### BRIEF
Quote the listing in full, exactly as given, minus any pictures.

* * * *

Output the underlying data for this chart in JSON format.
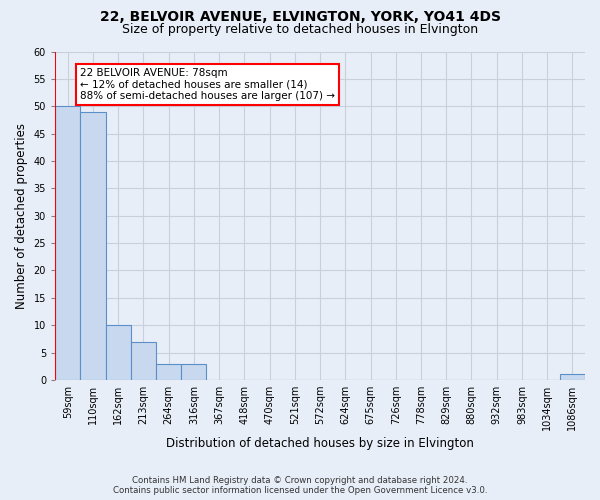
{
  "title": "22, BELVOIR AVENUE, ELVINGTON, YORK, YO41 4DS",
  "subtitle": "Size of property relative to detached houses in Elvington",
  "xlabel": "Distribution of detached houses by size in Elvington",
  "ylabel": "Number of detached properties",
  "bins": [
    "59sqm",
    "110sqm",
    "162sqm",
    "213sqm",
    "264sqm",
    "316sqm",
    "367sqm",
    "418sqm",
    "470sqm",
    "521sqm",
    "572sqm",
    "624sqm",
    "675sqm",
    "726sqm",
    "778sqm",
    "829sqm",
    "880sqm",
    "932sqm",
    "983sqm",
    "1034sqm",
    "1086sqm"
  ],
  "values": [
    50,
    49,
    10,
    7,
    3,
    3,
    0,
    0,
    0,
    0,
    0,
    0,
    0,
    0,
    0,
    0,
    0,
    0,
    0,
    0,
    1
  ],
  "bar_color": "#c8d9ef",
  "bar_edge_color": "#5b8fc9",
  "ylim": [
    0,
    60
  ],
  "yticks": [
    0,
    5,
    10,
    15,
    20,
    25,
    30,
    35,
    40,
    45,
    50,
    55,
    60
  ],
  "red_line_x": -0.5,
  "annotation_title": "22 BELVOIR AVENUE: 78sqm",
  "annotation_line1": "← 12% of detached houses are smaller (14)",
  "annotation_line2": "88% of semi-detached houses are larger (107) →",
  "footer_line1": "Contains HM Land Registry data © Crown copyright and database right 2024.",
  "footer_line2": "Contains public sector information licensed under the Open Government Licence v3.0.",
  "bg_color": "#e8eef8",
  "grid_color": "#c8d0dc",
  "title_fontsize": 10,
  "subtitle_fontsize": 9,
  "axis_label_fontsize": 8.5,
  "tick_fontsize": 7,
  "annotation_fontsize": 7.5
}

* * * *

### EXERCISE RESPONSE
Output the underlying data for this chart in JSON format.
{
  "title": "22, BELVOIR AVENUE, ELVINGTON, YORK, YO41 4DS",
  "subtitle": "Size of property relative to detached houses in Elvington",
  "xlabel": "Distribution of detached houses by size in Elvington",
  "ylabel": "Number of detached properties",
  "bins": [
    "59sqm",
    "110sqm",
    "162sqm",
    "213sqm",
    "264sqm",
    "316sqm",
    "367sqm",
    "418sqm",
    "470sqm",
    "521sqm",
    "572sqm",
    "624sqm",
    "675sqm",
    "726sqm",
    "778sqm",
    "829sqm",
    "880sqm",
    "932sqm",
    "983sqm",
    "1034sqm",
    "1086sqm"
  ],
  "values": [
    50,
    49,
    10,
    7,
    3,
    3,
    0,
    0,
    0,
    0,
    0,
    0,
    0,
    0,
    0,
    0,
    0,
    0,
    0,
    0,
    1
  ],
  "bar_color": "#c8d9ef",
  "bar_edge_color": "#5b8fc9",
  "ylim": [
    0,
    60
  ],
  "yticks": [
    0,
    5,
    10,
    15,
    20,
    25,
    30,
    35,
    40,
    45,
    50,
    55,
    60
  ],
  "red_line_x": -0.5,
  "annotation_title": "22 BELVOIR AVENUE: 78sqm",
  "annotation_line1": "← 12% of detached houses are smaller (14)",
  "annotation_line2": "88% of semi-detached houses are larger (107) →",
  "footer_line1": "Contains HM Land Registry data © Crown copyright and database right 2024.",
  "footer_line2": "Contains public sector information licensed under the Open Government Licence v3.0.",
  "bg_color": "#e8eef8",
  "grid_color": "#c8d0dc",
  "title_fontsize": 10,
  "subtitle_fontsize": 9,
  "axis_label_fontsize": 8.5,
  "tick_fontsize": 7,
  "annotation_fontsize": 7.5
}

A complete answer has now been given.